— START RECORD EXTRACTS —

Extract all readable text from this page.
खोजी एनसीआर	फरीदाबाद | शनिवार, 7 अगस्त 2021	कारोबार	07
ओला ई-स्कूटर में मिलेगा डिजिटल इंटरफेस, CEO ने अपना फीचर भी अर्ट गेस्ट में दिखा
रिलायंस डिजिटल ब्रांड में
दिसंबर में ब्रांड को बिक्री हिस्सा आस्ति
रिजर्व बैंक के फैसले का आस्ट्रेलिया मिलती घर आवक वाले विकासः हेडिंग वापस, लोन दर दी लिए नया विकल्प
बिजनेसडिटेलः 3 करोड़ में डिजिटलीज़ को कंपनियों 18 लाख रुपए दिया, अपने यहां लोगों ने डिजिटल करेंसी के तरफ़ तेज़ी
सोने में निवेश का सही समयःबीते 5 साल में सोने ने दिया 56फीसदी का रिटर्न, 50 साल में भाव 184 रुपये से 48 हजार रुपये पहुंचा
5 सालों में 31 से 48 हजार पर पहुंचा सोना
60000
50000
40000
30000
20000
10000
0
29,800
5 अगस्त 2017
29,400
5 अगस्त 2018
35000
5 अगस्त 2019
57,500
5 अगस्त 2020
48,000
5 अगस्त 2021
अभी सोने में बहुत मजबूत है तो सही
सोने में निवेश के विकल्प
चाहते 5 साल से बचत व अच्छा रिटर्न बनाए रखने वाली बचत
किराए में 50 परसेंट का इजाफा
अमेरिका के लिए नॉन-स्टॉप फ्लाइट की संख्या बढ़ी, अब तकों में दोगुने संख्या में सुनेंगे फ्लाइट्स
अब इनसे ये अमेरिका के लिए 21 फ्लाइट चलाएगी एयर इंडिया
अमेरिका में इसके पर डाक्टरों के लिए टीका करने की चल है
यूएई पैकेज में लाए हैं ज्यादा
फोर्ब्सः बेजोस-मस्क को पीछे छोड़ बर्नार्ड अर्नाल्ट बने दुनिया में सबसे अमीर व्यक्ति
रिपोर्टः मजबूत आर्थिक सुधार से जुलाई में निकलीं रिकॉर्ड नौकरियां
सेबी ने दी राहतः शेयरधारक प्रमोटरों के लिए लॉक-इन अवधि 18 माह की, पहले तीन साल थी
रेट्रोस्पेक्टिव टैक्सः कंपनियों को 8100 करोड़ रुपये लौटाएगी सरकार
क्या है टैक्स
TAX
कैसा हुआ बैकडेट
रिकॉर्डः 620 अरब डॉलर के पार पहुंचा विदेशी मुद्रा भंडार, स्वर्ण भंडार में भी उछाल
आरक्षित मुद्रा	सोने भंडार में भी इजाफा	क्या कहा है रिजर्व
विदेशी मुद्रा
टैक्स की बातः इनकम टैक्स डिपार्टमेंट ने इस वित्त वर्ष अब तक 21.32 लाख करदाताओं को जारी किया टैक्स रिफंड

— END RECORD EXTRACTS —

EXERCISE REQUIREMENTS:
Give the listing above again, word for word.

SOLUTION TO THE EXERCISE:
Extract all readable text from this page.
खोजी एनसीआर	फरीदाबाद | शनिवार, 7 अगस्त 2021	कारोबार	07
ओला ई-स्कूटर में मिलेगा डिजिटल इंटरफेस, CEO ने अपना फीचर भी अर्ट गेस्ट में दिखा
रिलायंस डिजिटल ब्रांड में
दिसंबर में ब्रांड को बिक्री हिस्सा आस्ति
रिजर्व बैंक के फैसले का आस्ट्रेलिया मिलती घर आवक वाले विकासः हेडिंग वापस, लोन दर दी लिए नया विकल्प
बिजनेसडिटेलः 3 करोड़ में डिजिटलीज़ को कंपनियों 18 लाख रुपए दिया, अपने यहां लोगों ने डिजिटल करेंसी के तरफ़ तेज़ी
सोने में निवेश का सही समयःबीते 5 साल में सोने ने दिया 56फीसदी का रिटर्न, 50 साल में भाव 184 रुपये से 48 हजार रुपये पहुंचा
5 सालों में 31 से 48 हजार पर पहुंचा सोना
60000
50000
40000
30000
20000
10000
0
29,800
5 अगस्त 2017
29,400
5 अगस्त 2018
35000
5 अगस्त 2019
57,500
5 अगस्त 2020
48,000
5 अगस्त 2021
अभी सोने में बहुत मजबूत है तो सही
सोने में निवेश के विकल्प
चाहते 5 साल से बचत व अच्छा रिटर्न बनाए रखने वाली बचत
किराए में 50 परसेंट का इजाफा
अमेरिका के लिए नॉन-स्टॉप फ्लाइट की संख्या बढ़ी, अब तकों में दोगुने संख्या में सुनेंगे फ्लाइट्स
अब इनसे ये अमेरिका के लिए 21 फ्लाइट चलाएगी एयर इंडिया
अमेरिका में इसके पर डाक्टरों के लिए टीका करने की चल है
यूएई पैकेज में लाए हैं ज्यादा
फोर्ब्सः बेजोस-मस्क को पीछे छोड़ बर्नार्ड अर्नाल्ट बने दुनिया में सबसे अमीर व्यक्ति
रिपोर्टः मजबूत आर्थिक सुधार से जुलाई में निकलीं रिकॉर्ड नौकरियां
सेबी ने दी राहतः शेयरधारक प्रमोटरों के लिए लॉक-इन अवधि 18 माह की, पहले तीन साल थी
रेट्रोस्पेक्टिव टैक्सः कंपनियों को 8100 करोड़ रुपये लौटाएगी सरकार
क्या है टैक्स
TAX
कैसा हुआ बैकडेट
रिकॉर्डः 620 अरब डॉलर के पार पहुंचा विदेशी मुद्रा भंडार, स्वर्ण भंडार में भी उछाल
आरक्षित मुद्रा	सोने भंडार में भी इजाफा	क्या कहा है रिजर्व
विदेशी मुद्रा
टैक्स की बातः इनकम टैक्स डिपार्टमेंट ने इस वित्त वर्ष अब तक 21.32 लाख करदाताओं को जारी किया टैक्स रिफंड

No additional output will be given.